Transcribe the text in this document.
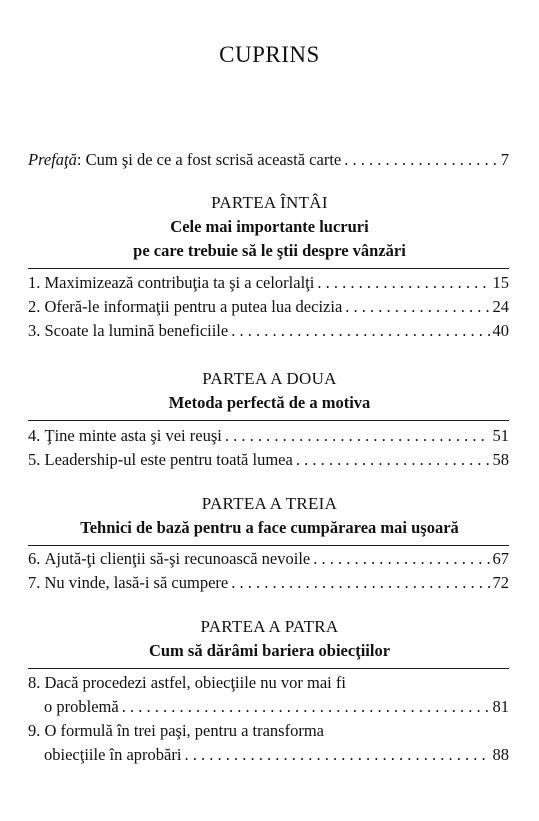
CUPRINS
Prefaţă: Cum şi de ce a fost scrisă această carte . . .	7
PARTEA ÎNTÂI
Cele mai importante lucruri
pe care trebuie să le ştii despre vânzări
1.
Maximizează contribuţia ta şi a celorlalţi . . .	15
2.
Oferă-le informaţii pentru a putea lua decizia . . .	24
3.
Scoate la lumină beneficiile . . .	40
PARTEA A DOUA
Metoda perfectă de a motiva
4.
Ţine minte asta şi vei reuşi . . .	51
5.
Leadership-ul este pentru toată lumea . . .	58
PARTEA A TREIA
Tehnici de bază pentru a face cumpărarea mai uşoară
6.
Ajută-ţi clienţii să-şi recunoască nevoile . . .	67
7.
Nu vinde, lasă-i să cumpere . . .	72
PARTEA A PATRA
Cum să dărâmi bariera obiecţiilor
8. Dacă procedezi astfel, obiecţiile nu vor mai fi
o problemă . . .	81
9. O formulă în trei paşi, pentru a transforma
obiecţiile în aprobări . . .	88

----------------------------------------

Pick out and copy every line that contains the word "pentru".

FULL RESPONSE.
Oferă-le informaţii pentru a putea lua decizia . . .	24
Leadership-ul este pentru toată lumea . . .	58
Tehnici de bază pentru a face cumpărarea mai uşoară
9. O formulă în trei paşi, pentru a transforma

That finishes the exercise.